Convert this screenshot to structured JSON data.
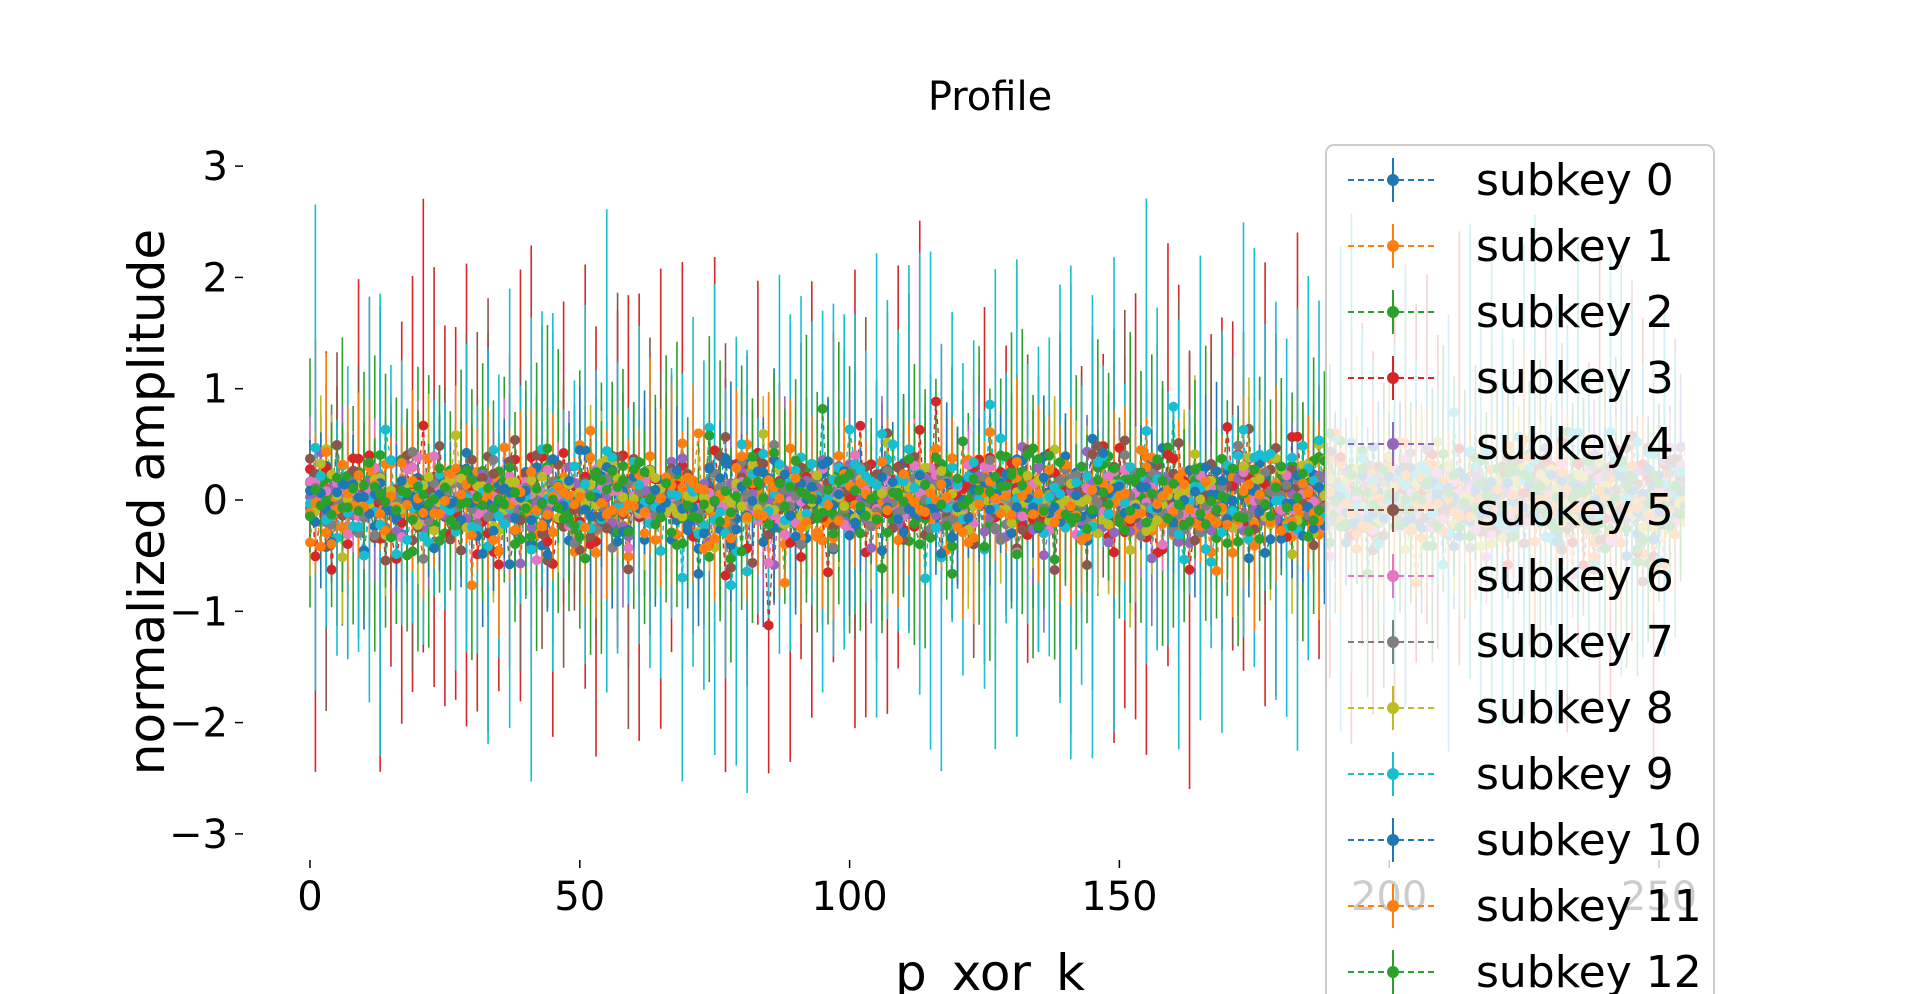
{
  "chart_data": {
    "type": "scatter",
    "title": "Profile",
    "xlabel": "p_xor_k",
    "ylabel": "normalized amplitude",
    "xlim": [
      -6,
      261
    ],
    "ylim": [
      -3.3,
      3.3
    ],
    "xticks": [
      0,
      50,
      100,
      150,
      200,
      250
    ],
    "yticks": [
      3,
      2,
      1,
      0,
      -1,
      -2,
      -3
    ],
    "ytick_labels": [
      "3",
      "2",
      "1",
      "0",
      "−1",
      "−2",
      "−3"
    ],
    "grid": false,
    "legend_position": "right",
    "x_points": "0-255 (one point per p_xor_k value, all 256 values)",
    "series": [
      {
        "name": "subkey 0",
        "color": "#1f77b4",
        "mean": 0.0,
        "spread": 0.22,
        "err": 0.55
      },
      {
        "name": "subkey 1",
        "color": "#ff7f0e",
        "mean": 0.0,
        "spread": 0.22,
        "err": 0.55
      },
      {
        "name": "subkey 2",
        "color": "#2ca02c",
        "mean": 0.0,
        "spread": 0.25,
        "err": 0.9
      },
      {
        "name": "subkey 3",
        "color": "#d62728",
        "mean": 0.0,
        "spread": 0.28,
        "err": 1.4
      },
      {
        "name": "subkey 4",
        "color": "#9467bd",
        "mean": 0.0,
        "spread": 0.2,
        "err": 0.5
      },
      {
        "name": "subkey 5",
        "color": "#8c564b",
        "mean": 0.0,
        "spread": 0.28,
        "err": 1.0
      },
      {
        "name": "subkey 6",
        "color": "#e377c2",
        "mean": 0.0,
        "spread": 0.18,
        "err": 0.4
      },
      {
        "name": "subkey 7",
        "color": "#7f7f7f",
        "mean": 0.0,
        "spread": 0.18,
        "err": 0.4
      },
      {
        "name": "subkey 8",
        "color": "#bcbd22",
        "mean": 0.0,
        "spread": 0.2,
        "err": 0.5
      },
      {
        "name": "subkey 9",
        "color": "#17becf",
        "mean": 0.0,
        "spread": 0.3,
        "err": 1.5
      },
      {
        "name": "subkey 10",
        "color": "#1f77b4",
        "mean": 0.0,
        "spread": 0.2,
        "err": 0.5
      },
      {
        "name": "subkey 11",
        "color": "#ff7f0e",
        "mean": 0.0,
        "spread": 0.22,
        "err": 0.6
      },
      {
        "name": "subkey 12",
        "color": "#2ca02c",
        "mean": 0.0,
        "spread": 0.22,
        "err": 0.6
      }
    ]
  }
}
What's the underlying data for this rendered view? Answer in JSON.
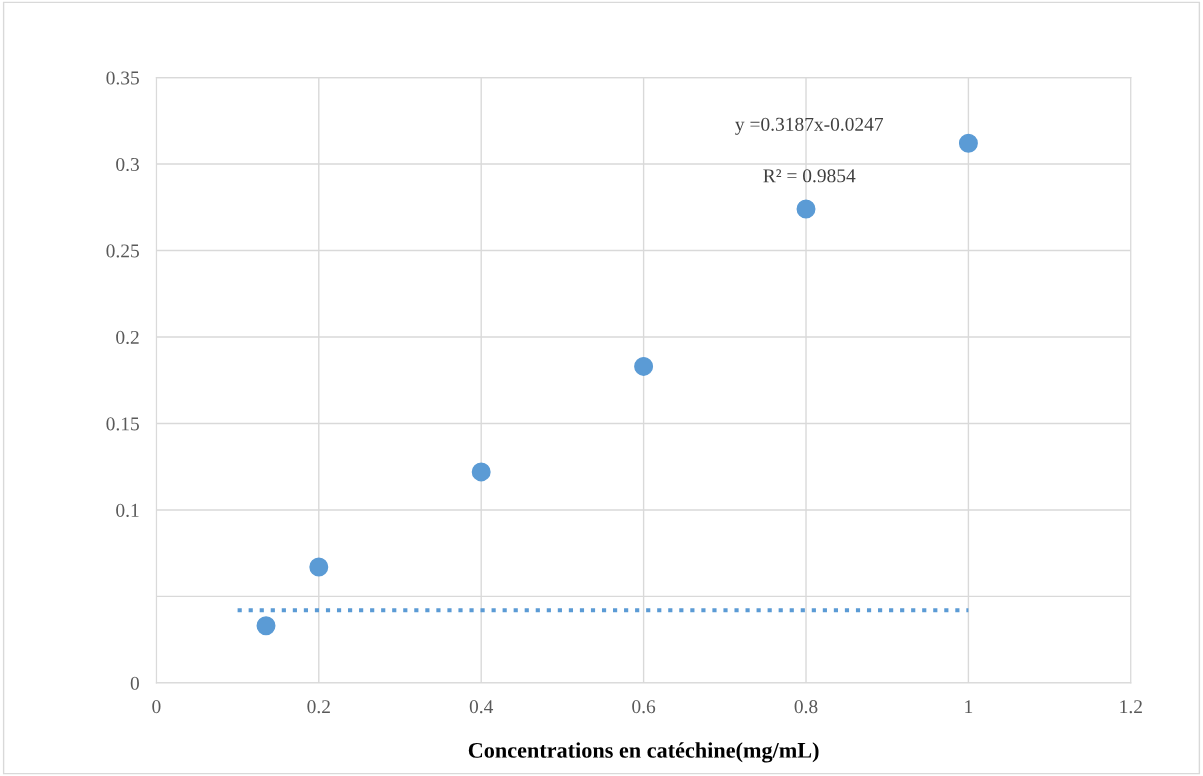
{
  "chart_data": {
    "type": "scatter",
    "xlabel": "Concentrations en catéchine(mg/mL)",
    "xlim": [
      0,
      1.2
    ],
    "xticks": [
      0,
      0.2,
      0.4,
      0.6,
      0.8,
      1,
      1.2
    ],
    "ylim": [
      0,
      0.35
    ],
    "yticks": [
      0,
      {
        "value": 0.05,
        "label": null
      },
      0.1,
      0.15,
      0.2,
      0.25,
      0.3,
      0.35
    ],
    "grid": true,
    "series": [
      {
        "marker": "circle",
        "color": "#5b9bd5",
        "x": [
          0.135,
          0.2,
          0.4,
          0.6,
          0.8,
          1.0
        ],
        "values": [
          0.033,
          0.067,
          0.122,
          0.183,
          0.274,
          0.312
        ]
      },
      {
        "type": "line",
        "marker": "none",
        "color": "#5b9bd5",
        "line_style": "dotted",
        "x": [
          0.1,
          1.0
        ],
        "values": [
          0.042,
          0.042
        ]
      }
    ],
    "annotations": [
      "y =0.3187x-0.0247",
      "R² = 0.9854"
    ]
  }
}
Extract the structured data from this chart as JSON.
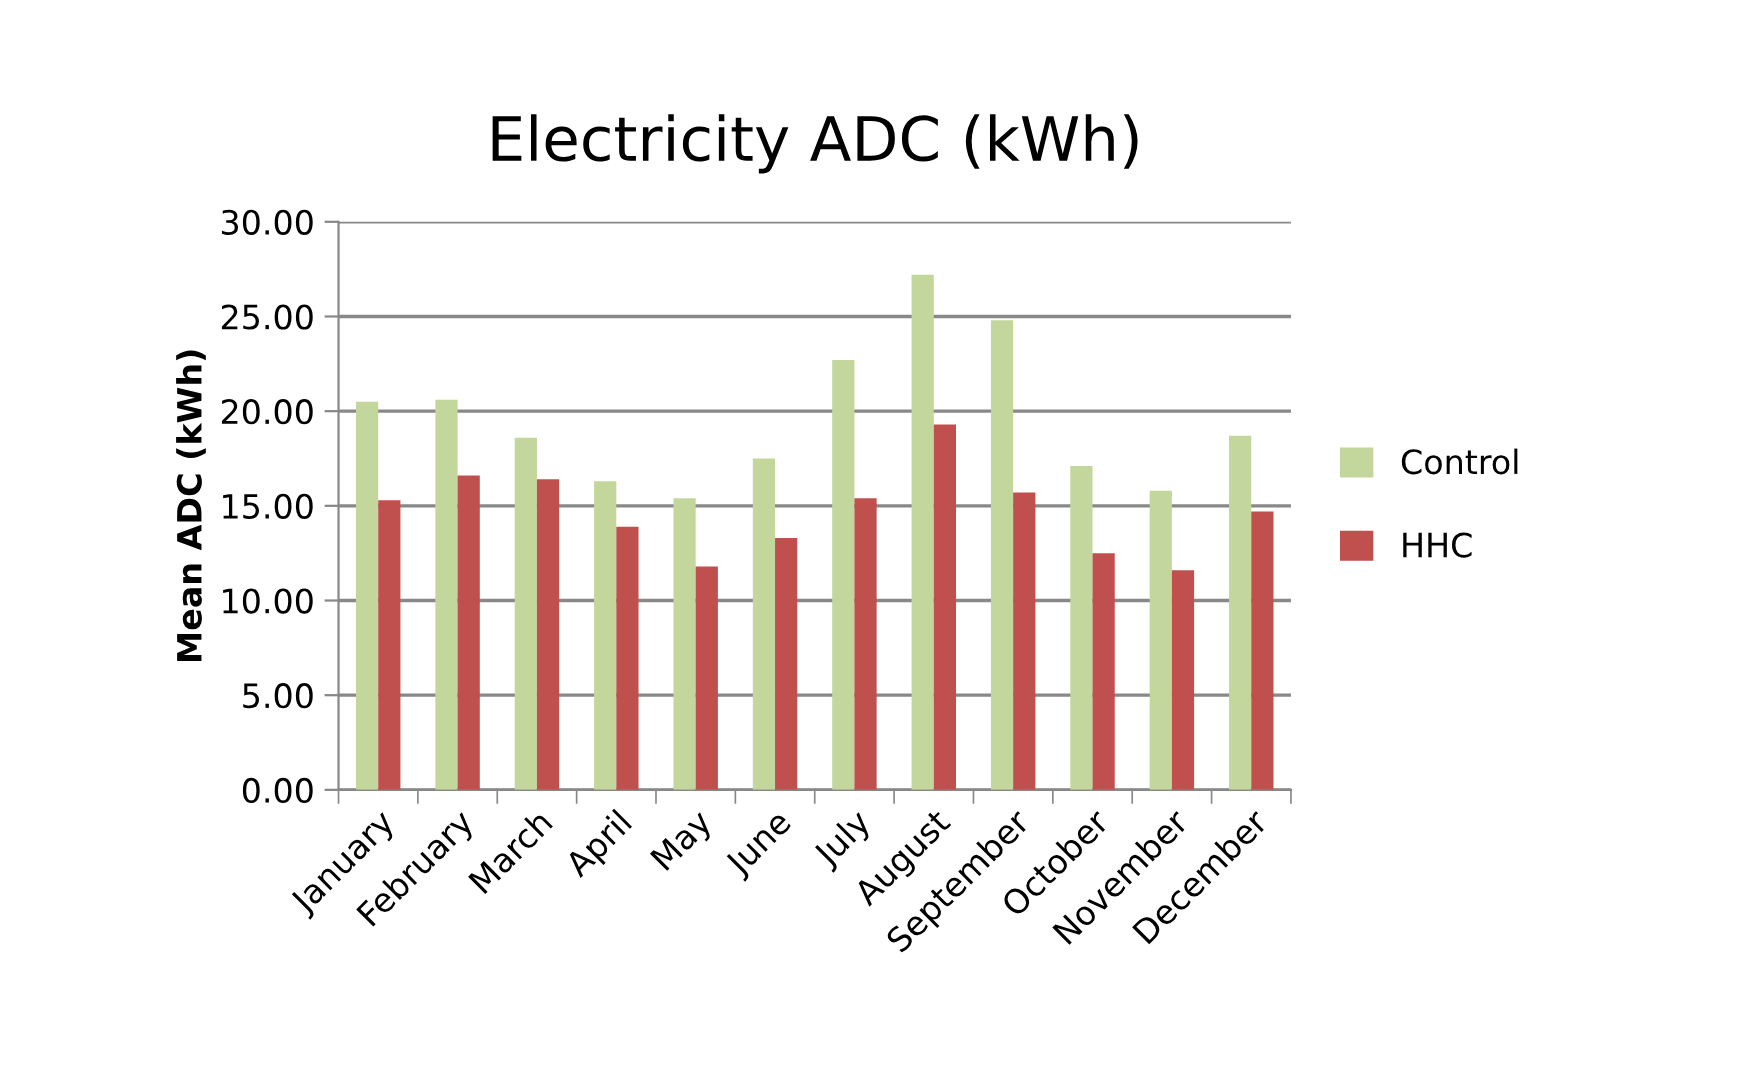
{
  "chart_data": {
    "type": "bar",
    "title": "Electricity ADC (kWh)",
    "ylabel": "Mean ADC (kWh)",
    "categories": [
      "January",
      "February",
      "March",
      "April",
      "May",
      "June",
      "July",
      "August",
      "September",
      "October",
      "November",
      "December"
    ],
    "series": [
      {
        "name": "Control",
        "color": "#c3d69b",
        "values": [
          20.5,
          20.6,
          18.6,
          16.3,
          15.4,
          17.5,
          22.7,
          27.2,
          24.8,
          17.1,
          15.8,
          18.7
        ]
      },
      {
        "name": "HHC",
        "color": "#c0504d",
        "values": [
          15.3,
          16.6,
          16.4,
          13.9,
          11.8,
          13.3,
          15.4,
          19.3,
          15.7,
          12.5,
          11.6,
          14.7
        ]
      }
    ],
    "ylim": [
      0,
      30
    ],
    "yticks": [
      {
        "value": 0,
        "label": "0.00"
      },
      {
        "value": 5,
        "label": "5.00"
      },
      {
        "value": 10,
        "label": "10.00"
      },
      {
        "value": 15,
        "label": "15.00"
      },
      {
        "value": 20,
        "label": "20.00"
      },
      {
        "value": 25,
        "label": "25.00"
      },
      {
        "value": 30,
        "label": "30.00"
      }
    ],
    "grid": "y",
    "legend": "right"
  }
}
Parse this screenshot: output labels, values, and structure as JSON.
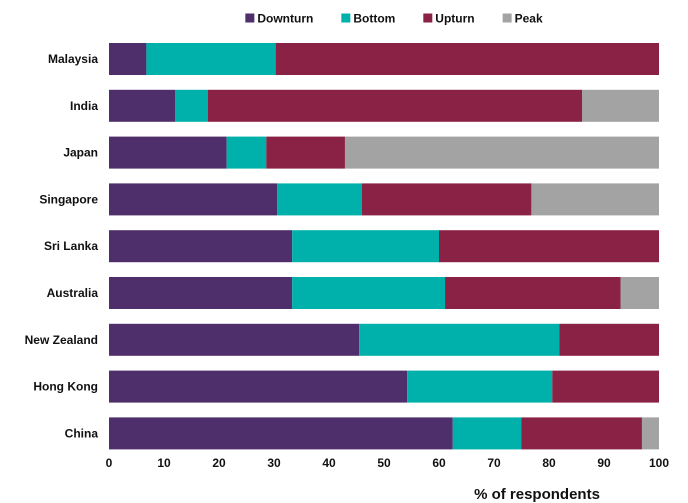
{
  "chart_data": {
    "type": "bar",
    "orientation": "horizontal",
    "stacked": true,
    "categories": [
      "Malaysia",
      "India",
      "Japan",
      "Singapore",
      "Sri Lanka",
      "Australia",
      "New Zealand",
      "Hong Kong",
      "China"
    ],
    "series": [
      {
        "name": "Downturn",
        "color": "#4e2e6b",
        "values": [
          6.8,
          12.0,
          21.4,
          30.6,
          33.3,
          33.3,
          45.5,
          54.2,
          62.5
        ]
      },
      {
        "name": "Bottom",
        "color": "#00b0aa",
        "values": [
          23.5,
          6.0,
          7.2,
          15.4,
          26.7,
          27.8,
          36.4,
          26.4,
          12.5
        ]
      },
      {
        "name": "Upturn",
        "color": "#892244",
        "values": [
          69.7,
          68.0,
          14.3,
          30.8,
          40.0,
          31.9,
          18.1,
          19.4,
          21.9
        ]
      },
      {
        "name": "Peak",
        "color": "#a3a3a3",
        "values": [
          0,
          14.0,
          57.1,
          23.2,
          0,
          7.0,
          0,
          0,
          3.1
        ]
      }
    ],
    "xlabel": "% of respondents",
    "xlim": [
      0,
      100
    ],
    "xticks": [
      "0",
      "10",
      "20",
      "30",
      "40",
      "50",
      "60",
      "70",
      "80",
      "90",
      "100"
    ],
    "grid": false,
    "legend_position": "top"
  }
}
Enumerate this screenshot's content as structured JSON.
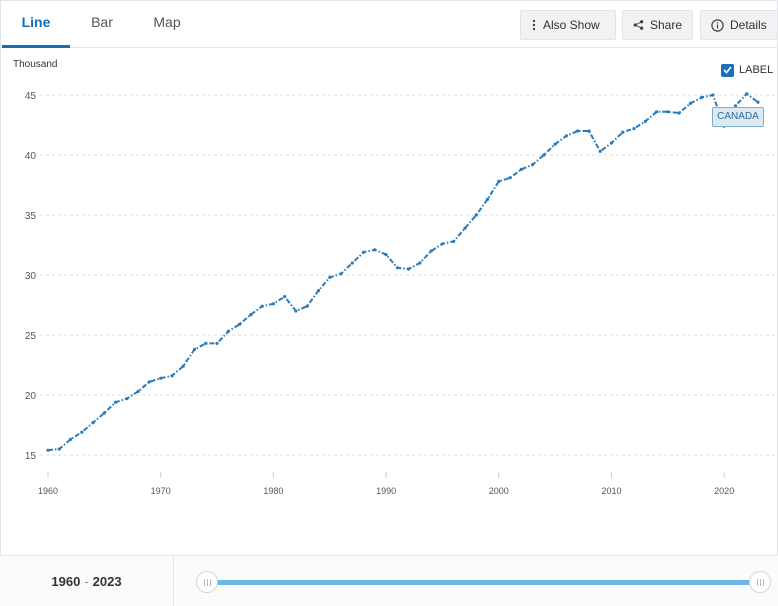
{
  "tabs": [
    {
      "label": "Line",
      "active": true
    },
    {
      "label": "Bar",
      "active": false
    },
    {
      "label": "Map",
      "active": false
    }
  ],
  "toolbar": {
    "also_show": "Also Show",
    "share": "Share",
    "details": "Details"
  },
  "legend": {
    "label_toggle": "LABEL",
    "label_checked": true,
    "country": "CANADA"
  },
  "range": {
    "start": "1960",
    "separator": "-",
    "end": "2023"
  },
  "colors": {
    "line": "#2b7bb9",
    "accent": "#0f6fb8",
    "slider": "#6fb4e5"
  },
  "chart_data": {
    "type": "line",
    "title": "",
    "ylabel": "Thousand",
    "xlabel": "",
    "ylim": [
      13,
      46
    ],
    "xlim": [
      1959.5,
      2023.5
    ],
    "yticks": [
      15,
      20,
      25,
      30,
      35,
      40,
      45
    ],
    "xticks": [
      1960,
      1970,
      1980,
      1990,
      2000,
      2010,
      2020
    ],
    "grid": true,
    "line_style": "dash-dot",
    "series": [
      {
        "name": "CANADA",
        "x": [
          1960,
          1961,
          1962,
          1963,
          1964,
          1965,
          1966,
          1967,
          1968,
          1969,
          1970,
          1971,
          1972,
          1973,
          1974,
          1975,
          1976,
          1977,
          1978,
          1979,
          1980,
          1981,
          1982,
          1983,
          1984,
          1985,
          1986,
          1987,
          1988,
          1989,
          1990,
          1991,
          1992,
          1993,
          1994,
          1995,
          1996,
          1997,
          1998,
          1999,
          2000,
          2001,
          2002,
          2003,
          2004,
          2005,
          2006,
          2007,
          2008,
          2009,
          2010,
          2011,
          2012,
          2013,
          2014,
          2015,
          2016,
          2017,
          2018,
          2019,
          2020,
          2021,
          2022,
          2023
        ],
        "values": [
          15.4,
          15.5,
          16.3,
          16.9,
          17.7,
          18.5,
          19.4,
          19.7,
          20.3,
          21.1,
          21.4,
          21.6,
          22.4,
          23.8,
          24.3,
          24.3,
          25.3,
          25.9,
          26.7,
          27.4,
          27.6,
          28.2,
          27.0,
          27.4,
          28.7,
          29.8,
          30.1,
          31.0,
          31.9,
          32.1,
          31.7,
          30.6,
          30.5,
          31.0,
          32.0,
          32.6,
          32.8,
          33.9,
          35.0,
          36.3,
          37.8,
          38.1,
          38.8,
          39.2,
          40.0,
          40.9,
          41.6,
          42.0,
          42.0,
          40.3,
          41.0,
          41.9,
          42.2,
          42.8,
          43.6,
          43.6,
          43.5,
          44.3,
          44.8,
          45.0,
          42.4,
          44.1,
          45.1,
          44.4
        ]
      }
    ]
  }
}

Given task: From the entries above, extract each line containing "this".

Task response:
Convert this screenshot to structured JSON data.
What's the underlying data for this rendered view? Answer in JSON.
Extract the structured data from this chart as JSON.
Parse this screenshot: output labels, values, and structure as JSON.
Enumerate this screenshot's content as structured JSON.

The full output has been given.